EXERCISE TASK A
Please echo everything from "This was especially" down to "additional overtime costs." in the passage on grooving valve bodies, word for word.

EXTRACT TO READ
####################

This was especially true for TNG Energy Services Inc., a geothermal company that provides both equipment and services from its Bakersfield, California, headquarters. The company’s mostly JIT workload along with meeting strict quality control requirements led its employees to work large amounts of overtime. This was due, in large part, to the challenges  of machining grooves in valve components for oilfield applications using conventional carbide inserts. By switching to ceramic inserts from Greenleaf Corp. (Saegertown, Pennsylvania), TNG was able to dramatically reduce cycle time for two valve applications, meeting deadlines without the additional overtime costs.

Before switching to ceramics, TNG used carbide inserts to produce two API ring grooves on 31/8-inch-diameter valve bodies with a 1963 manual-engine lathe, a process that took between 10 and 15 minutes each to complete. The real challenge, though, was in reconditioning these valve bodies, because it often required cutting through difficult-to-machine materials such as Inconel. For instance, after opening the grooves in the cast steel base material 3/16-inch larger than the API specifications, the valve went to the welding department for Inconel cladding. From there, the process involved opening a straight face groove with a face grooving tool followed by an API ring groove tool. This was only possible by moving into the cut 0.100-inch axially, then moving in a positive and negative radial direction to the groove’s full width. After that, the machinist would move the tool in another 0.050 inch and blend from side to side to match the width of the previous radial cut. These tiny increments were repeated until the full depth of cut was reached. An experienced, efficient machinist like TNG’s lead machinist, Cimaron Hylton, could produce one groove in about 45 minutes, though many days it took closer to an hour.

####################

DATASET CONTENT
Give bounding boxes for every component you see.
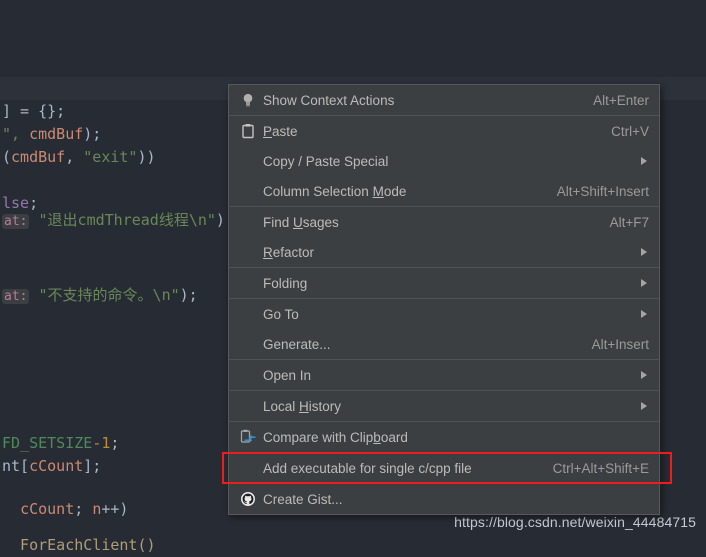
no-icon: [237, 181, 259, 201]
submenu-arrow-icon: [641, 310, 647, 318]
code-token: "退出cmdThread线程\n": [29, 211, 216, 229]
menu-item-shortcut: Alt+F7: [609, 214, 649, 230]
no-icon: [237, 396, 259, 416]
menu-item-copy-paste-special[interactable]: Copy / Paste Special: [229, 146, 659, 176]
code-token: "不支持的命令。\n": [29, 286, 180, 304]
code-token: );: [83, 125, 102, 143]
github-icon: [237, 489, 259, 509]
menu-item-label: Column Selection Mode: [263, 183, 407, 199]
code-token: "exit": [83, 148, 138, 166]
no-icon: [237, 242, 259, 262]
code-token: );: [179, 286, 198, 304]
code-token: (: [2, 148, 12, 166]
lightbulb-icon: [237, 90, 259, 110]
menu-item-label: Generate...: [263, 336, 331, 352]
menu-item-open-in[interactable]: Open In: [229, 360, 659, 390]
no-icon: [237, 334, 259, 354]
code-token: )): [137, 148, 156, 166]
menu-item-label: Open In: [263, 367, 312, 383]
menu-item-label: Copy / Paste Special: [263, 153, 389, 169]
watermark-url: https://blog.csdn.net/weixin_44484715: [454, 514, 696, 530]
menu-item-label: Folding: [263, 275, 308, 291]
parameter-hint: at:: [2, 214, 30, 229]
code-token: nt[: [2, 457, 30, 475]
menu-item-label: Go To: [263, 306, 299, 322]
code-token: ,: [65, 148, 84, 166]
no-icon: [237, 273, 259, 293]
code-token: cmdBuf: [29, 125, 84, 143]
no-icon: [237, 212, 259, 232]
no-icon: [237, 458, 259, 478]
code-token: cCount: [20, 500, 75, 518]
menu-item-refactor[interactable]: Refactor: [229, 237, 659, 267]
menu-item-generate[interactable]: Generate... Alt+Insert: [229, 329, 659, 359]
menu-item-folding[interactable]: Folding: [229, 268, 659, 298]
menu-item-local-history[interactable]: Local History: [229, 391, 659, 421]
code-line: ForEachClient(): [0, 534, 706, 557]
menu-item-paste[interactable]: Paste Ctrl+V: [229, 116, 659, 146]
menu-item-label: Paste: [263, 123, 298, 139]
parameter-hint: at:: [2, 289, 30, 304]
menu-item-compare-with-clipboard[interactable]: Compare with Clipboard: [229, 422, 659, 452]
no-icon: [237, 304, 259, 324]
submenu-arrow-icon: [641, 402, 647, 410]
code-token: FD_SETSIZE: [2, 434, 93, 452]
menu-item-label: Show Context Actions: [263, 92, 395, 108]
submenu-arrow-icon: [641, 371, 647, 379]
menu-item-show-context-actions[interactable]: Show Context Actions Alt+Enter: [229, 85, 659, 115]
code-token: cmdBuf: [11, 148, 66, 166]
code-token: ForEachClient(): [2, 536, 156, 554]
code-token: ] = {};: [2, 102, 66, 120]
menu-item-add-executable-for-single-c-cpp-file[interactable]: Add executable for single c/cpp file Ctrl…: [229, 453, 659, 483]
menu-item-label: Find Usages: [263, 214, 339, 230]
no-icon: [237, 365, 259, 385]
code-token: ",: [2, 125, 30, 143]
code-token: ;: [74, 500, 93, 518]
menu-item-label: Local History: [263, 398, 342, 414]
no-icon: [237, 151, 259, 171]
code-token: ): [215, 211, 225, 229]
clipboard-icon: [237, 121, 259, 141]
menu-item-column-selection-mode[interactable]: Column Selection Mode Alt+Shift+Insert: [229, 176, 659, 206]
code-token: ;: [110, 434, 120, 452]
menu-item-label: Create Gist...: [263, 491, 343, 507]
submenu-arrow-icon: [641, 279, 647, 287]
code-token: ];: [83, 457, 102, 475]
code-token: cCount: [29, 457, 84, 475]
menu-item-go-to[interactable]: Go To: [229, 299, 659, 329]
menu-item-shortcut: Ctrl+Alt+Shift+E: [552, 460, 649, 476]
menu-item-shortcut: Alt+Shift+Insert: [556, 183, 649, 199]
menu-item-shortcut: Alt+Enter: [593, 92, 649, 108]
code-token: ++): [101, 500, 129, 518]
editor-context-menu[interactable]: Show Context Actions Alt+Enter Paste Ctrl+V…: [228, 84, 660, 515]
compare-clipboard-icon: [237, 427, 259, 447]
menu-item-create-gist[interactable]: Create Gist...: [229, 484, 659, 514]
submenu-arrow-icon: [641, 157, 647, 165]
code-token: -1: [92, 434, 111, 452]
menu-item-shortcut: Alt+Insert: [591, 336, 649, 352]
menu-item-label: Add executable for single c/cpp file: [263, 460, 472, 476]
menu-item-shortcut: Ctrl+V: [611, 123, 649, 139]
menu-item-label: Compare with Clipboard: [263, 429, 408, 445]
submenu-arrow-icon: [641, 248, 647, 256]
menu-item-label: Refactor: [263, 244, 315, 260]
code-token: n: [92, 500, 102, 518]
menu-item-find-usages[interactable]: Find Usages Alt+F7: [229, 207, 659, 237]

####################

EXERCISE TASK B
Rewrite everything in the listing from the line containing "no-icon: [237, 181, 259, 201]" down to the line containing "github-icon: [237, 489, 259, 509]", swapping "code-token" for "code-fragment" and leaving the rest of those lines unchanged.

WRITTEN SOLUTION A
This was especially true for TNG Energy Services Inc., a geothermal company that provides both equipment and services from its Bakersfield, California, headquarters. The company’s mostly JIT workload along with meeting strict quality control requirements led its employees to work large amounts of overtime. This was due, in large part, to the challenges  of machining grooves in valve components for oilfield applications using conventional carbide inserts. By switching to ceramic inserts from Greenleaf Corp. (Saegertown, Pennsylvania), TNG was able to dramatically reduce cycle time for two valve applications, meeting deadlines without the additional overtime costs.

WRITTEN SOLUTION B
no-icon: [237, 181, 259, 201]
submenu-arrow-icon: [641, 310, 647, 318]
code-fragment: "退出cmdThread线程\n": [29, 211, 216, 229]
menu-item-shortcut: Alt+F7: [609, 214, 649, 230]
no-icon: [237, 396, 259, 416]
menu-item-copy-paste-special[interactable]: Copy / Paste Special: [229, 146, 659, 176]
code-fragment: "不支持的命令。\n": [29, 286, 180, 304]
code-fragment: );: [83, 125, 102, 143]
github-icon: [237, 489, 259, 509]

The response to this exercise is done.